▶ **DATA SHOWN**:
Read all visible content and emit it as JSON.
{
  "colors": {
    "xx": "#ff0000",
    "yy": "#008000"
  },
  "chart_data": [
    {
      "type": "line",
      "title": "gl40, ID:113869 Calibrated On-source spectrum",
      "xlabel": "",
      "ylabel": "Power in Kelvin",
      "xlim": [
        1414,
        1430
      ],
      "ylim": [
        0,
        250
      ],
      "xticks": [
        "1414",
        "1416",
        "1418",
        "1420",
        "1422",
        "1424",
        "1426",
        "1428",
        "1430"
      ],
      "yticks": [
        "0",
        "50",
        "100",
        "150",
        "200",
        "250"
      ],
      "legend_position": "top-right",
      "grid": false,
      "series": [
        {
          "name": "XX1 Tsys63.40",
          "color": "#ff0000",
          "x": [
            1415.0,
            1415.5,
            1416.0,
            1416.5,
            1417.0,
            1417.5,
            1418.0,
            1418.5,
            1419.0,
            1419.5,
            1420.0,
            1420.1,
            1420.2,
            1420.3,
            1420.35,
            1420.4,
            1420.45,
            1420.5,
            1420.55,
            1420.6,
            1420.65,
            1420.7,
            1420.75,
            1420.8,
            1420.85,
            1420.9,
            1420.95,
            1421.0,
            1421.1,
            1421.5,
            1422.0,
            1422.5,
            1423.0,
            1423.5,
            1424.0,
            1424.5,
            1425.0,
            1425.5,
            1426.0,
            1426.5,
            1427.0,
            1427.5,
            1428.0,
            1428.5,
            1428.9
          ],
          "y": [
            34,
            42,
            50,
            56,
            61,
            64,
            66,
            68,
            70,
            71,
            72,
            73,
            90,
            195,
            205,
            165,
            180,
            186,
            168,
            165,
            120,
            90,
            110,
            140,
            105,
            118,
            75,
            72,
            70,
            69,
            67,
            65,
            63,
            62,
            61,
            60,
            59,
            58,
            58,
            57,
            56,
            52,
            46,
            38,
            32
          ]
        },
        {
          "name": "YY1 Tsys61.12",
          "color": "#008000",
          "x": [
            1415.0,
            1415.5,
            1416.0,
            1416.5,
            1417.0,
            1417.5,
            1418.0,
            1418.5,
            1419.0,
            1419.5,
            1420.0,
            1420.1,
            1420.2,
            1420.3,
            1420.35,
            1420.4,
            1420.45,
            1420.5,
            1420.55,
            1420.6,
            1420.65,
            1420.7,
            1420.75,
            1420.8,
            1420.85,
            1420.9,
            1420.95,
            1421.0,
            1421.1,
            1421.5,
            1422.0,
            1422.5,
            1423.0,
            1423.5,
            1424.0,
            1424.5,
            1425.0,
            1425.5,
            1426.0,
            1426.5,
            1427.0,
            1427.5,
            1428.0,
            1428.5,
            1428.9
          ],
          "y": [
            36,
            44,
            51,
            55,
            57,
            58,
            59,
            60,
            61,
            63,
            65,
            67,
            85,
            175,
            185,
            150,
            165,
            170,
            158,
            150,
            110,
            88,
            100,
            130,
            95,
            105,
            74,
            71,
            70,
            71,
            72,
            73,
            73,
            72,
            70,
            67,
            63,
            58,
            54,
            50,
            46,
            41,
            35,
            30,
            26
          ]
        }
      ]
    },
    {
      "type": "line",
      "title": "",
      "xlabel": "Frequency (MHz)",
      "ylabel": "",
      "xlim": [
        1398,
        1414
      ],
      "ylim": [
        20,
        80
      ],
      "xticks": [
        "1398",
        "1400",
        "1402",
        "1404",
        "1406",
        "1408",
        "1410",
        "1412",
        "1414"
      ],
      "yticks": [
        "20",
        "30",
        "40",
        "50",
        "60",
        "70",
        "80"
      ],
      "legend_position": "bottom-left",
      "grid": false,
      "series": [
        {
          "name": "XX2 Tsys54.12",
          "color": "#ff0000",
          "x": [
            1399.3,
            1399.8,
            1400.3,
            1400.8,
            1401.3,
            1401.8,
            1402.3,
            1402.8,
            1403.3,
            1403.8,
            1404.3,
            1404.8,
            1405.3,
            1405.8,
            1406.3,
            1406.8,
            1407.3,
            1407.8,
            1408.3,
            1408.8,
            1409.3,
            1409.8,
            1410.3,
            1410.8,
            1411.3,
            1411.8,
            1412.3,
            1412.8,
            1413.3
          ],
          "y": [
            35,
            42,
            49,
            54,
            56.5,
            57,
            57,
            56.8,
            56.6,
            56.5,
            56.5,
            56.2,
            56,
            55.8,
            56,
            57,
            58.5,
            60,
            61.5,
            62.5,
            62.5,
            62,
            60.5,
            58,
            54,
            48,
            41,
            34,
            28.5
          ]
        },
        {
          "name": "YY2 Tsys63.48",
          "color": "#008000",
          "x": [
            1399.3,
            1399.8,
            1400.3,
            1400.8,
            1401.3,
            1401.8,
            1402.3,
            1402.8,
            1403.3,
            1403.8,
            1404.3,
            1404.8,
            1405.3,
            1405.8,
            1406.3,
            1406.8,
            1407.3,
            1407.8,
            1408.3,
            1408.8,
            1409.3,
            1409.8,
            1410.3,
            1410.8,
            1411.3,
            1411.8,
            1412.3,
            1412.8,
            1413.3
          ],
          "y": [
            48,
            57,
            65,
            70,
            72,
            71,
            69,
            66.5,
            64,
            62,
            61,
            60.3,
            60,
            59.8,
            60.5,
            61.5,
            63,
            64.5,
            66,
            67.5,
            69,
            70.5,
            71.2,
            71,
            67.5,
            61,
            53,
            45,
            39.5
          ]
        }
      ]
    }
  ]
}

▶ **TO BE DONE**: Determine how many lines include the word "title" and report that number by itself.

▶ **RESULT BELOW**: 2